*Text excerpt*.
+ + + +
Make the most of Summer in Norfolk!
For those seeking something different from a seaside holiday, the Norfolk Coast has much to offer. Let Rhiannon Batten be your guide
Sunday 28 August 2011
Why go here?
When summer hits the UK it's the south or south-west coast we tend to flock to, but don't ignore the east.
Along Norfolk's coastline are huge swathes of pale sandy beaches, grassy dunes, and bird-friendly nature reserves. For those who want fairground rides and candyfloss there are traditional seaside resorts too. But the real attraction of Norfolk's coastline is the meeting of sky and sea in a relatively untamed way. If you're a foodie, get your skates on; the Norfolk Food Festival takes place throughout the county from 4 September to 2 October (norfolkfoodfestival.co.uk). One of the highlights is the food-festival-within-a-festival taking place at Holkham Hall on 3 and 4 September (holkham.co.uk). After shopping and snacking your way around stalls of local produce, you can walk off any excess with a stroll along Holkham beach (holkham.co.uk/html/beach).
The great outdoors
With Norfolk's coast designated an Area of Outstanding Natural Beauty as far back as 1968 (norfolkcoastaonb.org.uk) it's little surprise that the area is popular with nature lovers. If it's twitching you are after, Titchwell Marsh RSPB Reserve, between Thornham and Brancaster, is one of the most impressive reserves in the country, with marsh harriers and bitterns the star species (rspb.org). Walkers can stride out along the Norfolk Coast Path (nationaltrail.co.uk/peddarsway). Celebrating its 25th anniversary this year, it was recently voted the Best Coastal Path Trail in Britain by readers of Coast magazine.
+ + + +
*The request*. Transcribe the part of the Norfolk Coast text from "Make the most" up to and including "Why go here?".

[Lines of data]
+ + + +
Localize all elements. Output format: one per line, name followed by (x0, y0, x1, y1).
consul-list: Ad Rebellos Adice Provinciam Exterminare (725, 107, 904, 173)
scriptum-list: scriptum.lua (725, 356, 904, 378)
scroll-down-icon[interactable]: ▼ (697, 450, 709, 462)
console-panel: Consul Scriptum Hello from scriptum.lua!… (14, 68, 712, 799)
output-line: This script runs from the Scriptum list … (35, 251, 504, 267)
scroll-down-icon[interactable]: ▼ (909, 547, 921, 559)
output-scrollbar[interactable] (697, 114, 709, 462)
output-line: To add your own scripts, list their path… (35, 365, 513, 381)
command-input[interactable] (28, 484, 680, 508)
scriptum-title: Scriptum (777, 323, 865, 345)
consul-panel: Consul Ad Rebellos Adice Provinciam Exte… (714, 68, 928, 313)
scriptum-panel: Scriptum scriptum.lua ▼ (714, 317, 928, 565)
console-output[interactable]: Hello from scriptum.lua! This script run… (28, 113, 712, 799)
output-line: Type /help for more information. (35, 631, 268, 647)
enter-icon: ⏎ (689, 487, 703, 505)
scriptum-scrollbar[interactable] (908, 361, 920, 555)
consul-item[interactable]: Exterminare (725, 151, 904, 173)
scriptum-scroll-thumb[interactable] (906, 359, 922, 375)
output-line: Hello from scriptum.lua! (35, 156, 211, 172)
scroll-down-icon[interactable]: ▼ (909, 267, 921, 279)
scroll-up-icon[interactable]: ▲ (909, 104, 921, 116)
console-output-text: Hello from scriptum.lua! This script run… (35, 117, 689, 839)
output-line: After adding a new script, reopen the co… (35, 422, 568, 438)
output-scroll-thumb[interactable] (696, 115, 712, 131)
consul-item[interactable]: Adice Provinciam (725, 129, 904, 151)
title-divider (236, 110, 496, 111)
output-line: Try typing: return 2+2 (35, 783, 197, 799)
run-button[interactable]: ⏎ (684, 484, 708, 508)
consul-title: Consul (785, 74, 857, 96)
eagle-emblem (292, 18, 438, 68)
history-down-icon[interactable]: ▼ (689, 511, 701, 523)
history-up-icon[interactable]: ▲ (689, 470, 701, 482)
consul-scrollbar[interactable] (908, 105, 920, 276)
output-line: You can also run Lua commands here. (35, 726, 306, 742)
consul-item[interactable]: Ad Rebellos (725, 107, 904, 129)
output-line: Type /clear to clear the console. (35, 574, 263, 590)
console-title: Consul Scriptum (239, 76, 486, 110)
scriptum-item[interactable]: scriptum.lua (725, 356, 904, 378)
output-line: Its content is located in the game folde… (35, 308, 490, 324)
+ + + +
*Exercise result*.
Make the most of Summer in Norfolk!
For those seeking something different from a seaside holiday, the Norfolk Coast has much to offer. Let Rhiannon Batten be your guide
Sunday 28 August 2011
Why go here?